Work to do »
Work out how many lines in the listing below include the word "name". Give nothing but the number.

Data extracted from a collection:

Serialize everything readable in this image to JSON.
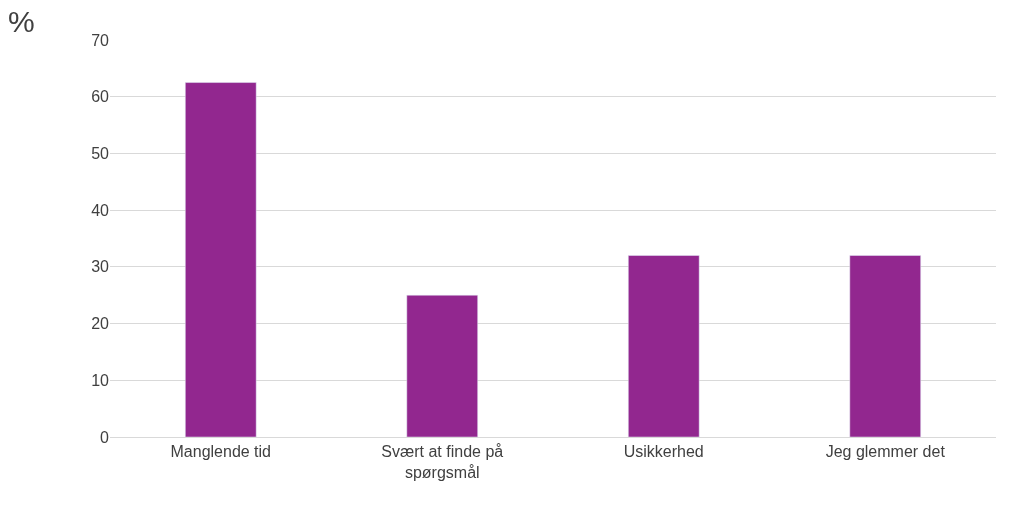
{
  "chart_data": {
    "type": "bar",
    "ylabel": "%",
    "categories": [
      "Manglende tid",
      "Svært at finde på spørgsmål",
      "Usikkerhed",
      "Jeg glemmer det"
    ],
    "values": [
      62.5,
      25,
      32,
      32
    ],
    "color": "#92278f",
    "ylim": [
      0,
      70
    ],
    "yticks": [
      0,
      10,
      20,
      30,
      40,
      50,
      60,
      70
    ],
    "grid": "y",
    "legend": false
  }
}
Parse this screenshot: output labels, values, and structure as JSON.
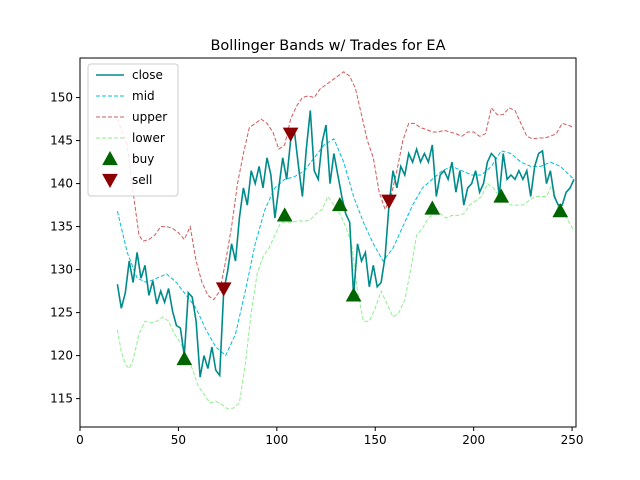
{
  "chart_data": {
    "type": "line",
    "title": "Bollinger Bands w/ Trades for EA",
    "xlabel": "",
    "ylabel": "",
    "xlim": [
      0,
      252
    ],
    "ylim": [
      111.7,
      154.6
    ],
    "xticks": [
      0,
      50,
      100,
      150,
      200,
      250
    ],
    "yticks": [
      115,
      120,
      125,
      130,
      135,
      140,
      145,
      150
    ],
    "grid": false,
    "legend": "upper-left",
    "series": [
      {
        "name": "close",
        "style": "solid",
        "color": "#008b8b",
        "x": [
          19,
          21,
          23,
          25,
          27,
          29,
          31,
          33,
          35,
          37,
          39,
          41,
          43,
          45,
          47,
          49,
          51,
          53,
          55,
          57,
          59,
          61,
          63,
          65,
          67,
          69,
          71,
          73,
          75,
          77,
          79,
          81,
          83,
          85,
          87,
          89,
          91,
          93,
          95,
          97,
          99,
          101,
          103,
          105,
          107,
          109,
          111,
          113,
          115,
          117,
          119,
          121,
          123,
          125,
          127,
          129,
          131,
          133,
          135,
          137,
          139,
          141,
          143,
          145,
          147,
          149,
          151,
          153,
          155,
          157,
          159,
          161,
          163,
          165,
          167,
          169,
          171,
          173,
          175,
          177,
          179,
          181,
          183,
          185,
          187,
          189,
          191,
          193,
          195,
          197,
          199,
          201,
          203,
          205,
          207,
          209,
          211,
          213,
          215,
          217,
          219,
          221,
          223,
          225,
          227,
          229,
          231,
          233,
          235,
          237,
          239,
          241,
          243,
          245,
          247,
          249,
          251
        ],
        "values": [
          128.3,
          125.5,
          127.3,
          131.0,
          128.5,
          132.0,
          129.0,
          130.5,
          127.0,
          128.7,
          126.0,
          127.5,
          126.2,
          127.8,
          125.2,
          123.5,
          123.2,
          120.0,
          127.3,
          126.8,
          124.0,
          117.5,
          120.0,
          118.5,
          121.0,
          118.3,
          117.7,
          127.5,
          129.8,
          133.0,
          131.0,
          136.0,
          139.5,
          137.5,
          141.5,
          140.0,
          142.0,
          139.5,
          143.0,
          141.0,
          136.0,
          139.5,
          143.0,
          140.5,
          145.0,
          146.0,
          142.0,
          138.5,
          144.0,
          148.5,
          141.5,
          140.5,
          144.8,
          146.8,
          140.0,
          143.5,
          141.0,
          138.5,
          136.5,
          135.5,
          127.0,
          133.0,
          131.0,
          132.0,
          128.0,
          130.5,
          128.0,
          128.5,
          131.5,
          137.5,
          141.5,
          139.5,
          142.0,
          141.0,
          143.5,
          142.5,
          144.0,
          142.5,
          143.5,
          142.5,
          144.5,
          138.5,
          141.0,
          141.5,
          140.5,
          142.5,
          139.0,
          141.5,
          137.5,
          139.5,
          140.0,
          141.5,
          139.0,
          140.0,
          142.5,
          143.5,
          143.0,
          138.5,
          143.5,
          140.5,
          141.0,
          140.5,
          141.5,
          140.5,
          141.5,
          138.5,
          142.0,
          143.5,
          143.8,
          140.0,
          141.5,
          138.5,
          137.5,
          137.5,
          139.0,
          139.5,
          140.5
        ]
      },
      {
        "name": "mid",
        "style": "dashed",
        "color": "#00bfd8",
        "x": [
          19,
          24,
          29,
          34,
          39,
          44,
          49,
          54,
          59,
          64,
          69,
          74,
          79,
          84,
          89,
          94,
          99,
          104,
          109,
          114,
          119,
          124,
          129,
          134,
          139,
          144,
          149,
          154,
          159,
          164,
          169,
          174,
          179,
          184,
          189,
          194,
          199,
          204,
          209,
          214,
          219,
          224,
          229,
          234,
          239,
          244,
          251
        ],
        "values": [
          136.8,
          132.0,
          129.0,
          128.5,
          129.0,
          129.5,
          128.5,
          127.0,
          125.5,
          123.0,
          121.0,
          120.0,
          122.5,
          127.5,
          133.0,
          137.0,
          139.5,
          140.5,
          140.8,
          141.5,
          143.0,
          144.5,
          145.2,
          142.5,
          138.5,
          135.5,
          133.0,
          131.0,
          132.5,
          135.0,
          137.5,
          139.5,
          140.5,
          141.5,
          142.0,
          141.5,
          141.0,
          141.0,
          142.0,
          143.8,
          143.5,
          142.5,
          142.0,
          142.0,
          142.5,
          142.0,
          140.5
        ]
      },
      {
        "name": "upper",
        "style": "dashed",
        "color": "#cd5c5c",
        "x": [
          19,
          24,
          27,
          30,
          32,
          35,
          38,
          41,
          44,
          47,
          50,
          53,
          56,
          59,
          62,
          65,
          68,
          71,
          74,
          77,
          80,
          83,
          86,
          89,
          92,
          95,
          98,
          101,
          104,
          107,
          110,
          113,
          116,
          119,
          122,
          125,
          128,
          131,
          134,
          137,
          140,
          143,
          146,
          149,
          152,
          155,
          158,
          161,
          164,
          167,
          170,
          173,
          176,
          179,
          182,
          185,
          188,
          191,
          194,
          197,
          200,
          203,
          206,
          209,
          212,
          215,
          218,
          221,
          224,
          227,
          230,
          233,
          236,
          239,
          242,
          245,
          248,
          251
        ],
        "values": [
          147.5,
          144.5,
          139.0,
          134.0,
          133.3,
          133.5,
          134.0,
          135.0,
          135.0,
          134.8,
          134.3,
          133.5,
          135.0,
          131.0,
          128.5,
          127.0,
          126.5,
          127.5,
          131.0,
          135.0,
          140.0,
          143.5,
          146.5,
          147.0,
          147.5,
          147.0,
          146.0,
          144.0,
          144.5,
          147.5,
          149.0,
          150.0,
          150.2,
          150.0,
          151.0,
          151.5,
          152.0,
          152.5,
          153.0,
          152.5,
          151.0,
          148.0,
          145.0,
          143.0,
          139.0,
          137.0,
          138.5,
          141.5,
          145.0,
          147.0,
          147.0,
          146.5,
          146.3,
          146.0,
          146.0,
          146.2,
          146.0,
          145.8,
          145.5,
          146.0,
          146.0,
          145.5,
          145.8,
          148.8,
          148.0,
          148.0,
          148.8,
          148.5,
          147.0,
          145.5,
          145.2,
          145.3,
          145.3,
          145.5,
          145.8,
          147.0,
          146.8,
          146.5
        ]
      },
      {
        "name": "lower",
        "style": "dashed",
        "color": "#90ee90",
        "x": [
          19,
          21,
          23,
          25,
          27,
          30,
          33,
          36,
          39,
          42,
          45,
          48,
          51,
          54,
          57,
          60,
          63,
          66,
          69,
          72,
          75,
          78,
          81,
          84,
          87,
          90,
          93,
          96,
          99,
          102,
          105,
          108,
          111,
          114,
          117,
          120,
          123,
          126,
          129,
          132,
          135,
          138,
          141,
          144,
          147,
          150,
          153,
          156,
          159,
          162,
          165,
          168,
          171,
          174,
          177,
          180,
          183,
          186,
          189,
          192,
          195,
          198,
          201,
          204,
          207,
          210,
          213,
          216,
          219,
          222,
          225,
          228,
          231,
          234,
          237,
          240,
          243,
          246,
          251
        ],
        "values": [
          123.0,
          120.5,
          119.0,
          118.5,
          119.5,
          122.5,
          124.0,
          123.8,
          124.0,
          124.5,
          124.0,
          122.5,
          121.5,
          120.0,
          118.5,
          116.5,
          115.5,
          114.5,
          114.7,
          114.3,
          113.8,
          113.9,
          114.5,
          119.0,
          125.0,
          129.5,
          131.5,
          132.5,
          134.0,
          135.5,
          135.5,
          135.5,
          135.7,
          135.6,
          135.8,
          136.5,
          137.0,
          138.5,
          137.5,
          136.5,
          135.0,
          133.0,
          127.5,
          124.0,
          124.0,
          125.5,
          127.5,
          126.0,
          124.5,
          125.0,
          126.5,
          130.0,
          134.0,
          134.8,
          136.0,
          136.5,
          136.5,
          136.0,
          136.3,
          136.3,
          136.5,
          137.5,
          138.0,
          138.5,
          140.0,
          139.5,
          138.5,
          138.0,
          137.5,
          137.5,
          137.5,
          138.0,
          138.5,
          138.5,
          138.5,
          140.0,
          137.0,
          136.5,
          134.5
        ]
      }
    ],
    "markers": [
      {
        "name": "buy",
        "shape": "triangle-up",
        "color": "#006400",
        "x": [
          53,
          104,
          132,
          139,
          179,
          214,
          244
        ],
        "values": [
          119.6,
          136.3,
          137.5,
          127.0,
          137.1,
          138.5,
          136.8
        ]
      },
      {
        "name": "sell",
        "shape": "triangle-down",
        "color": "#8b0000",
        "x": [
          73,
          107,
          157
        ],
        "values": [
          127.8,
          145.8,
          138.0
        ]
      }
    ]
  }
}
---
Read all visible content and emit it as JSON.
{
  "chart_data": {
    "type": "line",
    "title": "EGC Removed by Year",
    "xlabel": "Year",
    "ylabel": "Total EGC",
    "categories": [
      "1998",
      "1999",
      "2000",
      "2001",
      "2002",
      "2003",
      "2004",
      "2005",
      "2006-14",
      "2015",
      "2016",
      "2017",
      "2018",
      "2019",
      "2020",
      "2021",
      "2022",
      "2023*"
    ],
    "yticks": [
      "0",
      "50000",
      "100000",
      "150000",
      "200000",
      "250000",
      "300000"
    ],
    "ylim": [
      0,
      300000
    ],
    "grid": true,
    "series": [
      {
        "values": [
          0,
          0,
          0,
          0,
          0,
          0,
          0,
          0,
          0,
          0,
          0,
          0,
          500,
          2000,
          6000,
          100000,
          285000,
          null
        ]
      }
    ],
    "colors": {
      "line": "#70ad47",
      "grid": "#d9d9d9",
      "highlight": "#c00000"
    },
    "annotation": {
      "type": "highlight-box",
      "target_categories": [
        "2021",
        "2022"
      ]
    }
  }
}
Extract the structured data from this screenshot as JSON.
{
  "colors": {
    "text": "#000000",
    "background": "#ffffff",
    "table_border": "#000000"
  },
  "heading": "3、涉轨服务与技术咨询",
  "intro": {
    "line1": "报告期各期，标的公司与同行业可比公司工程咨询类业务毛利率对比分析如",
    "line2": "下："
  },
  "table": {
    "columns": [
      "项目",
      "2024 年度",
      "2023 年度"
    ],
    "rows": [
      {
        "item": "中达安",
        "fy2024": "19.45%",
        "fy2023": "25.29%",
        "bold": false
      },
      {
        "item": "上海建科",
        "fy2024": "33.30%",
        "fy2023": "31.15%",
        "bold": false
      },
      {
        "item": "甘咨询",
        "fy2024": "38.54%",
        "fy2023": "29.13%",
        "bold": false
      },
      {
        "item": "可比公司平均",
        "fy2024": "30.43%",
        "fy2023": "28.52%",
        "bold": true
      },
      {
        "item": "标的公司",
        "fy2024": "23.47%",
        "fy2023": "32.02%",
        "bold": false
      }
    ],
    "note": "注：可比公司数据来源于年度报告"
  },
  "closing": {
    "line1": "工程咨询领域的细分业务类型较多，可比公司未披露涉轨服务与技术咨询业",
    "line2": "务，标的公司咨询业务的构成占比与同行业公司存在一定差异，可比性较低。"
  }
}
...
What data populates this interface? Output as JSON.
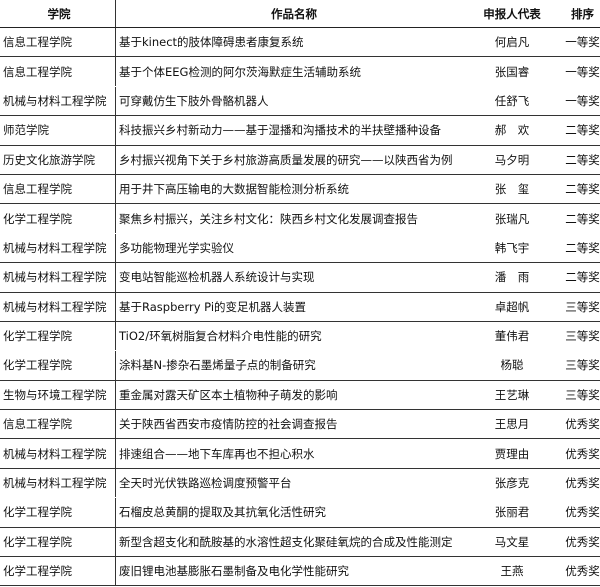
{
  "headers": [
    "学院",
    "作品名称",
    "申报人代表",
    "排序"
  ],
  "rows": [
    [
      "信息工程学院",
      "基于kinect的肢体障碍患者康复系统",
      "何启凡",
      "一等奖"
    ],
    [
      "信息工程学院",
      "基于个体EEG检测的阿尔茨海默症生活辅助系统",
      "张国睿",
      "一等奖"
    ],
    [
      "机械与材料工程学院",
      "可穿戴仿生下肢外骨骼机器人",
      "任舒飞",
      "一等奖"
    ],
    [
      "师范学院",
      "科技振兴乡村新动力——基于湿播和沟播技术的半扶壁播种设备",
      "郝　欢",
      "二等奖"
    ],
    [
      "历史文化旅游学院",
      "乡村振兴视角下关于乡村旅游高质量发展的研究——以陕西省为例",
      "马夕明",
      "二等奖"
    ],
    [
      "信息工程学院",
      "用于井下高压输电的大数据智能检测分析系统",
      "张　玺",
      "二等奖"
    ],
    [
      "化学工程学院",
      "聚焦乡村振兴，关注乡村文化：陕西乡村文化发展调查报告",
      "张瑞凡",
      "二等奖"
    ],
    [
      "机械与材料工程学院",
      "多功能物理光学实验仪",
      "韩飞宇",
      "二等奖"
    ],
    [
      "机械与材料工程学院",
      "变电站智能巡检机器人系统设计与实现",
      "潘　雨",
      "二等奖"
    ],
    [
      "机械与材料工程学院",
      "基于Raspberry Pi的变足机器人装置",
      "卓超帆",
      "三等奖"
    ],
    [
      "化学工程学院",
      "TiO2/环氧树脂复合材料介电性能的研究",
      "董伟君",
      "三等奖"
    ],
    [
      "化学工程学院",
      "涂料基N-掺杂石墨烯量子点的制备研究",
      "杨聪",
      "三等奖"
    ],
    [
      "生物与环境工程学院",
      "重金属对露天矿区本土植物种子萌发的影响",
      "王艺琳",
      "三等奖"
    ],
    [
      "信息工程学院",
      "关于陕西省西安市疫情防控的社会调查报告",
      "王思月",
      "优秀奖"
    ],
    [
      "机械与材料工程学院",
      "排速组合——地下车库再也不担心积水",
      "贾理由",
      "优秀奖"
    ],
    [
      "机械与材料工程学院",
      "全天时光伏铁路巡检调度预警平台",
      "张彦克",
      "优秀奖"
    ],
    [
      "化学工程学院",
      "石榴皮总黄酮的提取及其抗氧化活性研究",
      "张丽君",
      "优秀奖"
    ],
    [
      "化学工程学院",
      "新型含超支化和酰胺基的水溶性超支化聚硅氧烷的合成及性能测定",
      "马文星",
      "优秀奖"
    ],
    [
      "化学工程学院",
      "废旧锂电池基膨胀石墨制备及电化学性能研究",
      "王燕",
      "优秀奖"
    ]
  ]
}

Solved exercise »
6